─── Given text

[SciPy-User] scipy.interpolate.rbf: how is "smooth" defined?

josef.pktd@gmai... josef.pktd@gmai...
Mon Aug 30 11:45:27 CDT 2010


On Mon, Aug 30, 2010 at 12:22 PM, Gael Varoquaux
<gael.varoquaux@normalesup.org> wrote:
> On Mon, Aug 30, 2010 at 12:18:58PM -0400, josef.pktd@gmail.com wrote:
>> Please do, I can also use it for other things. (I never read the small
>> print in Ledoit-Wolf.)
>
> There you go (BSD licensed). This will land in scikit learn at some point
> because we are going to need it in different places, but I haven't found
> the time to polish it.
>
> Gael
>
> def ledoit_wolf(x, return_factor=False):
>    """ Estimates the shrunk Ledoit-Wolf covariance matrix.
>
>        Parameters
>        ----------
>        x: 2D ndarray, shape (n, p)
>            The data matrix, with p features and n samples.
>        return_factor: boolean, optional
>            If return_factor is True, the regularisation_factor is
>            returned.

──────
─── Provided material

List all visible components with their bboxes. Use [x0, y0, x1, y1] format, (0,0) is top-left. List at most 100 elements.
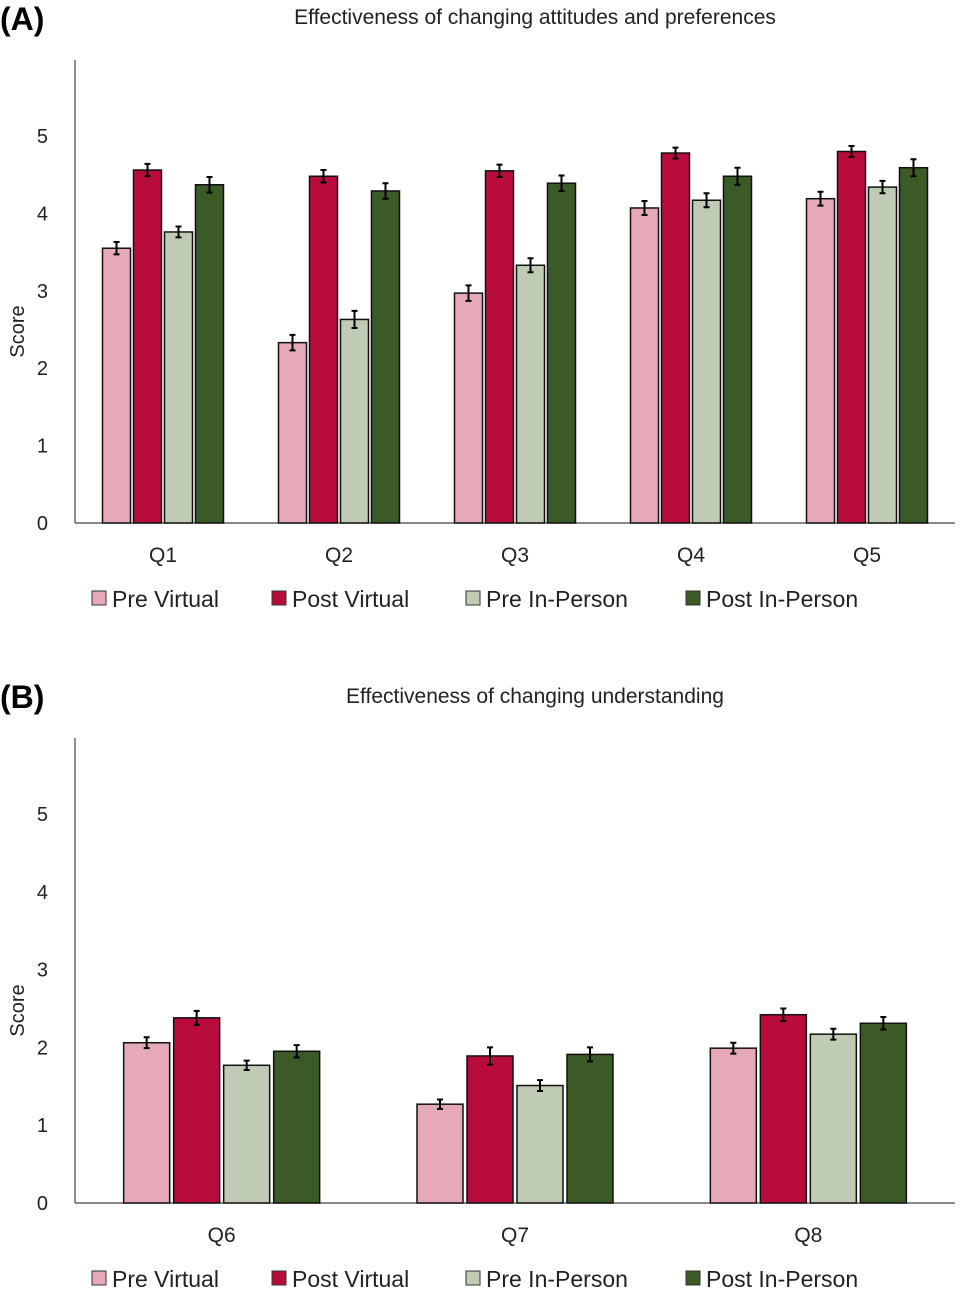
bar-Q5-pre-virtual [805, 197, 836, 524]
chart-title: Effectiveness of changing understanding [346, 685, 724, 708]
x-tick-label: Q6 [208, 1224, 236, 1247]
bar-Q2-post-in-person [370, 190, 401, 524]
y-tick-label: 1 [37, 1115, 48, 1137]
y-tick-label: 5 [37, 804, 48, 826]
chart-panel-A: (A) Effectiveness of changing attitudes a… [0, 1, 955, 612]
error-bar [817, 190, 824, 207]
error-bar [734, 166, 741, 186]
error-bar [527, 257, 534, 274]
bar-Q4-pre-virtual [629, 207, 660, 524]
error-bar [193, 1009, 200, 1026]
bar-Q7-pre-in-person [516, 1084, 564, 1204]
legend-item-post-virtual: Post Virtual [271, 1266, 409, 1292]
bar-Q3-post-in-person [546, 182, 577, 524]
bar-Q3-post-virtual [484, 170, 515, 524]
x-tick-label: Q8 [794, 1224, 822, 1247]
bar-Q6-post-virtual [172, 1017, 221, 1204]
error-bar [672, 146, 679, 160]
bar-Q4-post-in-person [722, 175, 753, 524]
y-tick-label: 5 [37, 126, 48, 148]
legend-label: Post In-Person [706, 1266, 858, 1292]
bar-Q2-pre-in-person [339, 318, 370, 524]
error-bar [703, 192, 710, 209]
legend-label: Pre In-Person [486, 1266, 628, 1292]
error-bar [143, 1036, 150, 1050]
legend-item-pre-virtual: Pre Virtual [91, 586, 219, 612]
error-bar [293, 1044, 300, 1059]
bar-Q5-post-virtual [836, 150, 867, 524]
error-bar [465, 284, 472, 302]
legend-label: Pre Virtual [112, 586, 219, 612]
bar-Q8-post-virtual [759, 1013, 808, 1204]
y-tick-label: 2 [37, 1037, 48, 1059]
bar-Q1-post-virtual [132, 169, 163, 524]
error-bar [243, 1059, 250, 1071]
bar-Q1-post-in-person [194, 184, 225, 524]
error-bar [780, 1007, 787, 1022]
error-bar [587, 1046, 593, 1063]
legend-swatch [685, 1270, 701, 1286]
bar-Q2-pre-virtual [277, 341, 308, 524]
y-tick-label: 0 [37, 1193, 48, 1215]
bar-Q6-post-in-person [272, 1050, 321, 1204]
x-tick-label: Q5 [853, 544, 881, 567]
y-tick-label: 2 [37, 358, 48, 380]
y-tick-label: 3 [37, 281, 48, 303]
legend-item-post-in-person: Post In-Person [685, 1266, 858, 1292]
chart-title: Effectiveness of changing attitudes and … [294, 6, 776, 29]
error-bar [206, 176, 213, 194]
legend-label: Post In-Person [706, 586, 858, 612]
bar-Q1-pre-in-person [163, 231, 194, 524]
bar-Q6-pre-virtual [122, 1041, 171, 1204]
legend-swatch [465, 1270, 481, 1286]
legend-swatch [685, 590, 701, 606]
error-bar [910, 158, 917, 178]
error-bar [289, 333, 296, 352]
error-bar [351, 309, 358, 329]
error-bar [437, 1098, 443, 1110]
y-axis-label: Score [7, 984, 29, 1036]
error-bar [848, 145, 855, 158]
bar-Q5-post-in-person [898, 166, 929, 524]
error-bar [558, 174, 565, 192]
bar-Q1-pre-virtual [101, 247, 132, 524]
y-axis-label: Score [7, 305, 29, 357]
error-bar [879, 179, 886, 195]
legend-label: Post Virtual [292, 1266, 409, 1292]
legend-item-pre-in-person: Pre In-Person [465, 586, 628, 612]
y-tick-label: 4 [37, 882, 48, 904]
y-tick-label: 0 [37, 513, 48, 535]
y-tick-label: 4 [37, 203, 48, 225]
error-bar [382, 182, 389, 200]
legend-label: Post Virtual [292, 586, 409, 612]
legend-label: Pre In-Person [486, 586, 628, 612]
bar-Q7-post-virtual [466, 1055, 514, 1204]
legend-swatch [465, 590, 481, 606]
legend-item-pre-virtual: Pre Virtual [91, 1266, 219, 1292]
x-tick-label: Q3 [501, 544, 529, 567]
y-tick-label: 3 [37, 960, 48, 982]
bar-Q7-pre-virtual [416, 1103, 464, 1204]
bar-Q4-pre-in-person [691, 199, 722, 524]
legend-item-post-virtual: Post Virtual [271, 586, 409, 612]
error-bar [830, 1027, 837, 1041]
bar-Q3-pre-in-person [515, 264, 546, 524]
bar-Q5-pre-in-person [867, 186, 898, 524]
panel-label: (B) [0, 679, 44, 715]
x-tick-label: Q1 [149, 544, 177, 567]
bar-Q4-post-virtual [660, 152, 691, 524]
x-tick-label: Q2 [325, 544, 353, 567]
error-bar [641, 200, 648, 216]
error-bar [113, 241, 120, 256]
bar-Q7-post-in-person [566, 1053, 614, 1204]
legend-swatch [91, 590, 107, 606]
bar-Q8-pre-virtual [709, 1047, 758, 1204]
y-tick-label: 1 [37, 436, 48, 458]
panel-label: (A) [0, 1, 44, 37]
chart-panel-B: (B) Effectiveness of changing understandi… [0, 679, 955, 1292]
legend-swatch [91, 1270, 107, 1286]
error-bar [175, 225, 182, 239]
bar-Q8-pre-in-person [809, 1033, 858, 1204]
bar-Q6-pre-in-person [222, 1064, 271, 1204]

──────

* _Exercise requirements_
**a.** Quote the SciPy-User message word for word, starting at "Mon Aug 30 11:45:27" and ending after "to polish it.".
**b.** Continue the SciPy-User message from the point where it stops.
The records are separate material from the SciPy-User message.

* _Answers to each task_
**a.**
Mon Aug 30 11:45:27 CDT 2010


On Mon, Aug 30, 2010 at 12:22 PM, Gael Varoquaux
<gael.varoquaux@normalesup.org> wrote:
> On Mon, Aug 30, 2010 at 12:18:58PM -0400, josef.pktd@gmail.com wrote:
>> Please do, I can also use it for other things. (I never read the small
>> print in Ledoit-Wolf.)
>
> There you go (BSD licensed). This will land in scikit learn at some point
> because we are going to need it in different places, but I haven't found
> the time to polish it.

**b.**
>
>        Returns
>        -------
>        regularised_cov: 2D ndarray
>            Regularized covariance
>        regularisation_factor: float
>            Regularisation factor
>
>        Notes
>        -----
>        The regularised covariance is::
>
>            (1 - regularisation_factor)*cov
>                    + regularisation_factor*np.identity(n_features)
>    """
>    n_samples, n_features = x.shape
>    if n_features == 1:
>        if return_factor:
>            return np.atleast_2d(x.std()), 0
>        return np.atleast_2d(x.std())
>    cov = np.dot(x.T, x)/n_samples
>    i = np.identity(n_features)
>    mu = np.trace(cov)/n_features
>    delta = ((cov - mu*i)**2).sum()/n_features
>    x2 = x**2
>    beta_ = 1./(n_features*n_samples) * np.sum(
>                            np.dot(x2.T, x2)/n_samples - cov**2
>                )
>
>    beta = min(beta_, delta)
>    alpha = delta - beta
>    if not return_factor:
>        return beta/delta * mu * i + alpha/delta * cov
>    else:
>        return beta/delta * mu * i + alpha/delta * cov, beta/delta
>

Thanks,
If you use this with moment/normal equations for penalized
least-squares, do you have to multiply also `dot(x,y)/n_samples` by
`alpha/delta` ?
In the normalization of RBF, smooth would be `beta/delta * mu /
(alpha/delta)`  or maybe additionally also divided by n_samples or
something like this.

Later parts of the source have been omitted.